## START Data lines

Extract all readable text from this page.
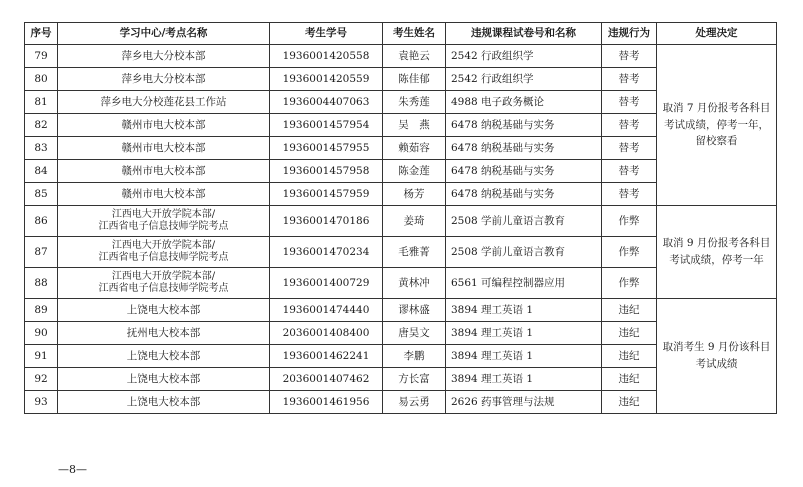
序号	学习中心/考点名称	考生学号	考生姓名	违规课程试卷号和名称	违规行为	处理决定
79	萍乡电大分校本部	1936001420558	袁艳云	2542 行政组织学	替考	取消 7 月份报考各科目考试成绩，停考一年，留校察看
80	萍乡电大分校本部	1936001420559	陈佳郁	2542 行政组织学	替考	
81	萍乡电大分校莲花县工作站	1936004407063	朱秀莲	4988 电子政务概论	替考	
82	赣州市电大校本部	1936001457954	吴　燕	6478 纳税基础与实务	替考	
83	赣州市电大校本部	1936001457955	赖茹容	6478 纳税基础与实务	替考	
84	赣州市电大校本部	1936001457958	陈金莲	6478 纳税基础与实务	替考	
85	赣州市电大校本部	1936001457959	杨芳	6478 纳税基础与实务	替考	
86	江西电大开放学院本部/
江西省电子信息技师学院考点	1936001470186	姜琦	2508 学前儿童语言教育	作弊	取消 9 月份报考各科目考试成绩，停考一年
87	江西电大开放学院本部/
江西省电子信息技师学院考点	1936001470234	毛雅菁	2508 学前儿童语言教育	作弊	
88	江西电大开放学院本部/
江西省电子信息技师学院考点	1936001400729	黄林冲	6561 可编程控制器应用	作弊	
89	上饶电大校本部	1936001474440	谬林盛	3894 理工英语 1	违纪	取消考生 9 月份该科目考试成绩
90	抚州电大校本部	2036001408400	唐昊文	3894 理工英语 1	违纪	
91	上饶电大校本部	1936001462241	李鹏	3894 理工英语 1	违纪	
92	上饶电大校本部	2036001407462	方长富	3894 理工英语 1	违纪	
93	上饶电大校本部	1936001461956	易云勇	2626 药事管理与法规	违纪	
—8—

## END Data lines

## [What to work on]
Give every line of the material that includes the string "纳税基础与实务".

## [Result of this task]
82	赣州市电大校本部	1936001457954	吴　燕	6478 纳税基础与实务	替考	
83	赣州市电大校本部	1936001457955	赖茹容	6478 纳税基础与实务	替考	
84	赣州市电大校本部	1936001457958	陈金莲	6478 纳税基础与实务	替考	
85	赣州市电大校本部	1936001457959	杨芳	6478 纳税基础与实务	替考	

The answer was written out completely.